--- start DATA SHOWN ---

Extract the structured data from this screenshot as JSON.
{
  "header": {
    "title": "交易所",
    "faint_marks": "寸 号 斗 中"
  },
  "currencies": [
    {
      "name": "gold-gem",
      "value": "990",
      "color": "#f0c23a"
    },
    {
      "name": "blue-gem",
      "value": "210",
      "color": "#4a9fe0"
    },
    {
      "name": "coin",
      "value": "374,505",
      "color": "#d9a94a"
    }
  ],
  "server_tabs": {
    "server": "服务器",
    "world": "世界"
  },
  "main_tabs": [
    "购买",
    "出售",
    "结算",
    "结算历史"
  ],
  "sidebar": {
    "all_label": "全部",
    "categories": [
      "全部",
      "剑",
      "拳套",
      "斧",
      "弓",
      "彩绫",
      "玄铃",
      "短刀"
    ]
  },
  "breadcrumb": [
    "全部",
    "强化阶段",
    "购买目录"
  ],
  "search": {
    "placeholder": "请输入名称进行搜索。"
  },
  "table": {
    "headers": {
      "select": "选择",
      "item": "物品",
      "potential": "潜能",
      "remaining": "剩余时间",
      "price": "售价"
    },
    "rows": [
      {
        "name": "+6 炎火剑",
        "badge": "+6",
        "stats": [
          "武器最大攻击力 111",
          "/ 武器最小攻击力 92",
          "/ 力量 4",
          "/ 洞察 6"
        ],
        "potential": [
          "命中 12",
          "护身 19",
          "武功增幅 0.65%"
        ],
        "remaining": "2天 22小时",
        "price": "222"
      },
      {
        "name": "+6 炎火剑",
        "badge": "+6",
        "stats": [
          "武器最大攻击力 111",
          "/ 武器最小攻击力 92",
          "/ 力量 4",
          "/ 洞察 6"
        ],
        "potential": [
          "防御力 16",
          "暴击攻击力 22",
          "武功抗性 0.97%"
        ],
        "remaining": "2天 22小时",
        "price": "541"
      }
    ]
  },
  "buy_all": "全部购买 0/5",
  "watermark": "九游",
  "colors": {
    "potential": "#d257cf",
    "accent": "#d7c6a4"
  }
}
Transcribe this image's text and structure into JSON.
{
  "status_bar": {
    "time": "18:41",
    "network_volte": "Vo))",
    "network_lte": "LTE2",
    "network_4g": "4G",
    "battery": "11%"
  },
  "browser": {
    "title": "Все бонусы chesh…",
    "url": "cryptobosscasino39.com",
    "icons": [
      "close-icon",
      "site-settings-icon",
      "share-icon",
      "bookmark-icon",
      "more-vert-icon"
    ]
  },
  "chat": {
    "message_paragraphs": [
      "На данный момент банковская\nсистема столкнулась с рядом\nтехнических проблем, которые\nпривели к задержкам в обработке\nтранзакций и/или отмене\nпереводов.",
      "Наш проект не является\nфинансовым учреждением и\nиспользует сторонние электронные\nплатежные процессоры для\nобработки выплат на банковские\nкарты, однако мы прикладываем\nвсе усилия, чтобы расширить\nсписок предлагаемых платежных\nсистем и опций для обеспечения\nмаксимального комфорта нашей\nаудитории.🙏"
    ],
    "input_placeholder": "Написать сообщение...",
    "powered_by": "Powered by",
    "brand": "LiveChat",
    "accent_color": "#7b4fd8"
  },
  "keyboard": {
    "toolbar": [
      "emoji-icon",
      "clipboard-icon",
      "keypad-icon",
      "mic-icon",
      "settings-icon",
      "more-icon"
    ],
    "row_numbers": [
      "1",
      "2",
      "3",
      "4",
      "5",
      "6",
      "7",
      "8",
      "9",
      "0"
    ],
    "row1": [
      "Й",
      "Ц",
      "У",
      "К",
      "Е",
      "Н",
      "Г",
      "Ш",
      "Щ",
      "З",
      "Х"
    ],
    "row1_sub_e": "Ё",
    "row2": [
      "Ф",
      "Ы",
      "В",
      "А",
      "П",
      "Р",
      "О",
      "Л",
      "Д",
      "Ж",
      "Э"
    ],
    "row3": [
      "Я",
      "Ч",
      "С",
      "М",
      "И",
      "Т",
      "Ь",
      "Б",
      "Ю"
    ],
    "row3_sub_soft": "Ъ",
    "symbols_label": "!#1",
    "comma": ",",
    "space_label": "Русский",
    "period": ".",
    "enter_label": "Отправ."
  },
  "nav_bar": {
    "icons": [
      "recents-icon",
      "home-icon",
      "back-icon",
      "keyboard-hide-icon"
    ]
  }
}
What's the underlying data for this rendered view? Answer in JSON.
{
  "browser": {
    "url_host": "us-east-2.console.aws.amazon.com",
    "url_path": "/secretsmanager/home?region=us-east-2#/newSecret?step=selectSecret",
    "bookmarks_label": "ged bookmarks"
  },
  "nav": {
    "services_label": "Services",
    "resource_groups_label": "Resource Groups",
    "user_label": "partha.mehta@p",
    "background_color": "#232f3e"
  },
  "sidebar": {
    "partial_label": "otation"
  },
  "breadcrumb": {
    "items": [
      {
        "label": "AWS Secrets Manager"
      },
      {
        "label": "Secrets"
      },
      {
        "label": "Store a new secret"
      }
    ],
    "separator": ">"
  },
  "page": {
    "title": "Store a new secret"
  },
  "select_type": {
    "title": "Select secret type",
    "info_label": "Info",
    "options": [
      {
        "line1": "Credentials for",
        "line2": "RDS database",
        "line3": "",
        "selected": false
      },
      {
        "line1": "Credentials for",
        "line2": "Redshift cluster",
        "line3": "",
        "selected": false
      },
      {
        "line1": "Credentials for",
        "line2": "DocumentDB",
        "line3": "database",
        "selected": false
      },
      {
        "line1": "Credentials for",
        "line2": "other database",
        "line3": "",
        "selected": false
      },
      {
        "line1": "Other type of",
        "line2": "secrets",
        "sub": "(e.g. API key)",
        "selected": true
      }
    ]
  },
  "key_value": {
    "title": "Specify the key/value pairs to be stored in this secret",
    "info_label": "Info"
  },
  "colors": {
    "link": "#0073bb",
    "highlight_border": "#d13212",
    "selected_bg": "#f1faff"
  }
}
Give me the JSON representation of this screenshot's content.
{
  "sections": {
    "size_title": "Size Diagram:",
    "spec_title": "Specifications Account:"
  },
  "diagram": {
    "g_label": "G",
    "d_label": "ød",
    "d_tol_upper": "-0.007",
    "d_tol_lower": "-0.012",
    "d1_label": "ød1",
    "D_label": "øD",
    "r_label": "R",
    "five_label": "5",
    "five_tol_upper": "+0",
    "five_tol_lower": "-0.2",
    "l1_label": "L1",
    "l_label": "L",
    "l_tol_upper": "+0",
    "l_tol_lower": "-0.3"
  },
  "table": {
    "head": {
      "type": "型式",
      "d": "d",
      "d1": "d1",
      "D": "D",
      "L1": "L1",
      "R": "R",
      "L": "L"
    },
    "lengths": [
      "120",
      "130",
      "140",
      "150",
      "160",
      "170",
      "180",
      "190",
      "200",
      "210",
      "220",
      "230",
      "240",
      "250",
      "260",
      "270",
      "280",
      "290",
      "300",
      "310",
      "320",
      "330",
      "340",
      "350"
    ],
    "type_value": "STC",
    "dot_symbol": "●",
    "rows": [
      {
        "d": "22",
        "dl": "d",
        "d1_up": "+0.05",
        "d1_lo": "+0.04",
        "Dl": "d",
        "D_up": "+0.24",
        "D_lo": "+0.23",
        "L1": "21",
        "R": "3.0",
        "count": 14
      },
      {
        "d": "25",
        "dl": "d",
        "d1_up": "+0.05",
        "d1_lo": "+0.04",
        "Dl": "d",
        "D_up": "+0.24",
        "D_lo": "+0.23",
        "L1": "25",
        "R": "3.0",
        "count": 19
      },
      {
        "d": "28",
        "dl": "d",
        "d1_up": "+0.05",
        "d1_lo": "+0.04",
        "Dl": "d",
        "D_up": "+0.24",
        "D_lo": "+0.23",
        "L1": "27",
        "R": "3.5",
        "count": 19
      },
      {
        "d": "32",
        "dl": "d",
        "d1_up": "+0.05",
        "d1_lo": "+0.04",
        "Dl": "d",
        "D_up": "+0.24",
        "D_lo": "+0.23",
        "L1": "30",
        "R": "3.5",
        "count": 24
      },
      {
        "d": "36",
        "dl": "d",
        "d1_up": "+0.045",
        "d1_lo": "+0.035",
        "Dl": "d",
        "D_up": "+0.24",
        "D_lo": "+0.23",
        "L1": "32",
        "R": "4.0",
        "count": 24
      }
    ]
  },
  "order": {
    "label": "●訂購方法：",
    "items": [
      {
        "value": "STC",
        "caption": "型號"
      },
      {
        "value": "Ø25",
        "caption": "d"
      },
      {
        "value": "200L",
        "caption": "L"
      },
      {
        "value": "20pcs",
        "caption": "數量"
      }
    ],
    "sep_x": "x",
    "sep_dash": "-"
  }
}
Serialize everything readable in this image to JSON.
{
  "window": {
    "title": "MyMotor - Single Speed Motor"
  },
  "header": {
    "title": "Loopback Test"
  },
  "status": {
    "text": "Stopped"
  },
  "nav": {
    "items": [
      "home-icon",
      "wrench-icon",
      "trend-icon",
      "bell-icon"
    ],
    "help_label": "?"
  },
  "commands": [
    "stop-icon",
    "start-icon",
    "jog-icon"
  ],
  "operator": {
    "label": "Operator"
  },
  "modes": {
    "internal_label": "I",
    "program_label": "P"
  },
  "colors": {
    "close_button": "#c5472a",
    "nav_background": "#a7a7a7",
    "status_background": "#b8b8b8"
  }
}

--- end DATA SHOWN ---

TASK OBJECTIVE: In the entries above, find every line with the word "screenshot" and list it.

TASK SOLUTION:
Extract the structured data from this screenshot as JSON.
Give me the JSON representation of this screenshot's content.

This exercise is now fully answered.